▶ _PROBLEM_:
Return all lines where the word "digit" can be found.

▶ _WORKING DATA_:

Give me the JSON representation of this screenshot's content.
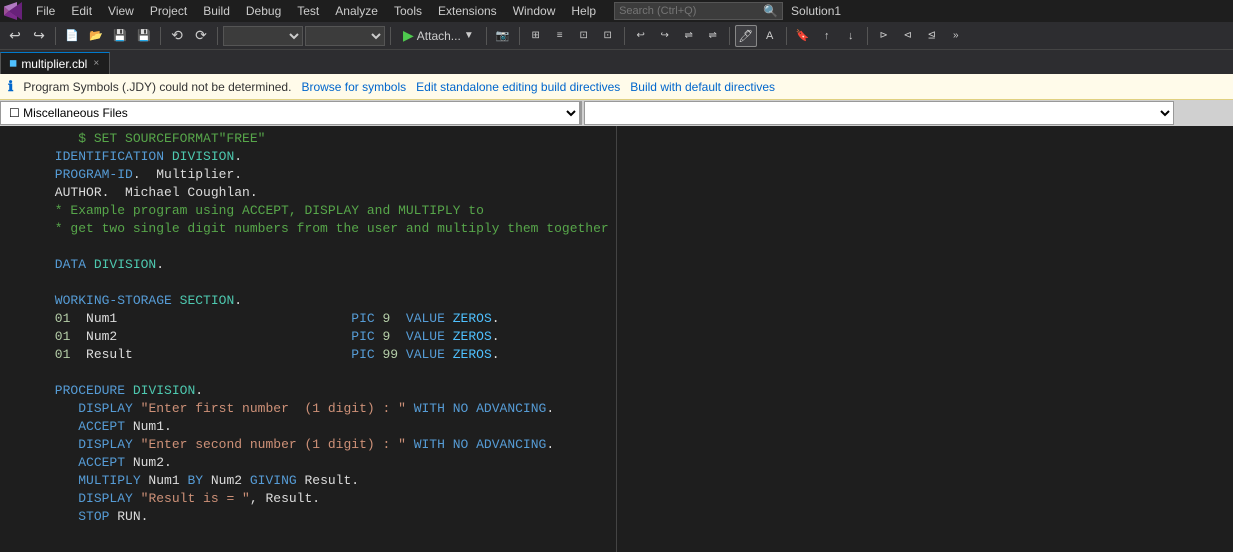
{
  "app": {
    "logo": "VS",
    "solution": "Solution1"
  },
  "menu": {
    "items": [
      "File",
      "Edit",
      "View",
      "Project",
      "Build",
      "Debug",
      "Test",
      "Analyze",
      "Tools",
      "Extensions",
      "Window",
      "Help"
    ]
  },
  "search": {
    "placeholder": "Search (Ctrl+Q)"
  },
  "tab": {
    "filename": "multiplier.cbl",
    "modified": "",
    "close": "×"
  },
  "info_bar": {
    "icon": "ℹ",
    "message": "Program Symbols (.JDY) could not be determined.",
    "browse_link": "Browse for symbols",
    "edit_link": "Edit standalone editing build directives",
    "build_link": "Build with default directives"
  },
  "dropdown_bar": {
    "left_value": "☐ Miscellaneous Files",
    "right_value": ""
  },
  "code": {
    "lines": [
      {
        "indent": "         ",
        "content": "$ SET SOURCEFORMAT\"FREE\"",
        "type": "comment_green"
      },
      {
        "indent": "      ",
        "content": "IDENTIFICATION DIVISION.",
        "type": "mixed"
      },
      {
        "indent": "      ",
        "content": "PROGRAM-ID.  Multiplier.",
        "type": "mixed"
      },
      {
        "indent": "      ",
        "content": "AUTHOR.  Michael Coughlan.",
        "type": "plain"
      },
      {
        "indent": "      ",
        "content": "* Example program using ACCEPT, DISPLAY and MULTIPLY to",
        "type": "comment_green"
      },
      {
        "indent": "      ",
        "content": "* get two single digit numbers from the user and multiply them together",
        "type": "comment_green"
      },
      {
        "indent": "",
        "content": "",
        "type": "empty"
      },
      {
        "indent": "      ",
        "content": "DATA DIVISION.",
        "type": "mixed"
      },
      {
        "indent": "",
        "content": "",
        "type": "empty"
      },
      {
        "indent": "      ",
        "content": "WORKING-STORAGE SECTION.",
        "type": "mixed"
      },
      {
        "indent": "      ",
        "content": "01  Num1                              PIC 9  VALUE ZEROS.",
        "type": "data_line"
      },
      {
        "indent": "      ",
        "content": "01  Num2                              PIC 9  VALUE ZEROS.",
        "type": "data_line"
      },
      {
        "indent": "      ",
        "content": "01  Result                            PIC 99 VALUE ZEROS.",
        "type": "data_line"
      },
      {
        "indent": "",
        "content": "",
        "type": "empty"
      },
      {
        "indent": "      ",
        "content": "PROCEDURE DIVISION.",
        "type": "mixed"
      },
      {
        "indent": "         ",
        "content": "DISPLAY \"Enter first number  (1 digit) : \" WITH NO ADVANCING.",
        "type": "proc_line"
      },
      {
        "indent": "         ",
        "content": "ACCEPT Num1.",
        "type": "proc_plain"
      },
      {
        "indent": "         ",
        "content": "DISPLAY \"Enter second number (1 digit) : \" WITH NO ADVANCING.",
        "type": "proc_line"
      },
      {
        "indent": "         ",
        "content": "ACCEPT Num2.",
        "type": "proc_plain"
      },
      {
        "indent": "         ",
        "content": "MULTIPLY Num1 BY Num2 GIVING Result.",
        "type": "proc_kw"
      },
      {
        "indent": "         ",
        "content": "DISPLAY \"Result is = \", Result.",
        "type": "proc_line2"
      },
      {
        "indent": "         ",
        "content": "STOP RUN.",
        "type": "proc_stop"
      }
    ]
  }
}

▶ _FULL ANSWER_:
        "content": "* get two single digit numbers from the user and multiply them together",
        "content": "DISPLAY \"Enter first number  (1 digit) : \" WITH NO ADVANCING.",
        "content": "DISPLAY \"Enter second number (1 digit) : \" WITH NO ADVANCING.",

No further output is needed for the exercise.